→ What you should do
Starting at the line below that contains "Convert this screenshot", print each line through the end of the records exactly as it appears.

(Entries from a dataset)
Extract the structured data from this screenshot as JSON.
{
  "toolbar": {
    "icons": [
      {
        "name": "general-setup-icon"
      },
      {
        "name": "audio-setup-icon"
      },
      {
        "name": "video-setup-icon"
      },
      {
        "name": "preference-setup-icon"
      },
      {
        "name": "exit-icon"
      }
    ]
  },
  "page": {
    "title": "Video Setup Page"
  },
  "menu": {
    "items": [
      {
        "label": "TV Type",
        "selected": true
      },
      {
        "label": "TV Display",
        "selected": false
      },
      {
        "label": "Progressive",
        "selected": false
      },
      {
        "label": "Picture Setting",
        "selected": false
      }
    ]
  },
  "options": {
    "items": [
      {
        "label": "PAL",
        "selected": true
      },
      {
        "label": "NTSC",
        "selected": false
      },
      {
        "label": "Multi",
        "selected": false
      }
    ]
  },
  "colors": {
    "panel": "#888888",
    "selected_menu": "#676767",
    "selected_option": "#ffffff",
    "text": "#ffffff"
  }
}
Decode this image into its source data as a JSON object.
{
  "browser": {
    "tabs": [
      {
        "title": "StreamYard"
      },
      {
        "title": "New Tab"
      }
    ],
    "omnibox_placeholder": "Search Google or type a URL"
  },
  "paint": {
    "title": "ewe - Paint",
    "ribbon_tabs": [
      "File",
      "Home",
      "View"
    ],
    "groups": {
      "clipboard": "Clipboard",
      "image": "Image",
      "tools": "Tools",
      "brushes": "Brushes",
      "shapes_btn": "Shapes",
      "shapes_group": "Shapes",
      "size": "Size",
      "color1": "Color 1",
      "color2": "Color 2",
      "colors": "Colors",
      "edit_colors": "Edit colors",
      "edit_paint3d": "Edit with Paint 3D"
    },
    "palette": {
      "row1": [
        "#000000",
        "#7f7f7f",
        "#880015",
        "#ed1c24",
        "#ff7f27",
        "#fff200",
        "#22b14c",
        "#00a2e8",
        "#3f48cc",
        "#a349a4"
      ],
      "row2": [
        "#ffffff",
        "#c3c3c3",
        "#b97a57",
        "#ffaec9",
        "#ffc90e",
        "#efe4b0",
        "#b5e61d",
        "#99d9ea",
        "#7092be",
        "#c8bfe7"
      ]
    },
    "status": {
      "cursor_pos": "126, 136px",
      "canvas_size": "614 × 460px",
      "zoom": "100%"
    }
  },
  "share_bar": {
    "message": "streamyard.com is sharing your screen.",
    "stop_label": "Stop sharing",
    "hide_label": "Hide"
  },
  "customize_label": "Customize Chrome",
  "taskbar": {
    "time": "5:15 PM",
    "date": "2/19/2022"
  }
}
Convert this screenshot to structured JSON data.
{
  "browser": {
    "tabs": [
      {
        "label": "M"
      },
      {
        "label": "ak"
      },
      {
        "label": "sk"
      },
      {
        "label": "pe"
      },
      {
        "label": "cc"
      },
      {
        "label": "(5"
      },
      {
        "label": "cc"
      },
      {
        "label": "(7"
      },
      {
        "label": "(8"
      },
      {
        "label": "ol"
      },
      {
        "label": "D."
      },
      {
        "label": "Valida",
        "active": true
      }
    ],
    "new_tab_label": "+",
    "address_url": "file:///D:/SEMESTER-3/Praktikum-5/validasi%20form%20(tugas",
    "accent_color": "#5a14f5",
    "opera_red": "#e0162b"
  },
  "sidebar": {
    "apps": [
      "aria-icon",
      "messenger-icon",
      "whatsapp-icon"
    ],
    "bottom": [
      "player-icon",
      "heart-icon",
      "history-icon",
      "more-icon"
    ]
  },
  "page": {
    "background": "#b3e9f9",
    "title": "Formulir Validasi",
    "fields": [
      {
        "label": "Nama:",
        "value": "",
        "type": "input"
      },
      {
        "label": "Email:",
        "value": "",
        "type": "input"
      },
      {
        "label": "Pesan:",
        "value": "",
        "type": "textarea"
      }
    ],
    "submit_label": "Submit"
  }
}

→ Response to the exercise
Convert this screenshot to structured JSON data.
{
  "browser": {
    "tabs": [
      {
        "label": "M"
      },
      {
        "label": "ak"
      },
      {
        "label": "sk"
      },
      {
        "label": "pe"
      },
      {
        "label": "cc"
      },
      {
        "label": "(5"
      },
      {
        "label": "cc"
      },
      {
        "label": "(7"
      },
      {
        "label": "(8"
      },
      {
        "label": "ol"
      },
      {
        "label": "D."
      },
      {
        "label": "Valida",
        "active": true
      }
    ],
    "new_tab_label": "+",
    "address_url": "file:///D:/SEMESTER-3/Praktikum-5/validasi%20form%20(tugas",
    "accent_color": "#5a14f5",
    "opera_red": "#e0162b"
  },
  "sidebar": {
    "apps": [
      "aria-icon",
      "messenger-icon",
      "whatsapp-icon"
    ],
    "bottom": [
      "player-icon",
      "heart-icon",
      "history-icon",
      "more-icon"
    ]
  },
  "page": {
    "background": "#b3e9f9",
    "title": "Formulir Validasi",
    "fields": [
      {
        "label": "Nama:",
        "value": "",
        "type": "input"
      },
      {
        "label": "Email:",
        "value": "",
        "type": "input"
      },
      {
        "label": "Pesan:",
        "value": "",
        "type": "textarea"
      }
    ],
    "submit_label": "Submit"
  }
}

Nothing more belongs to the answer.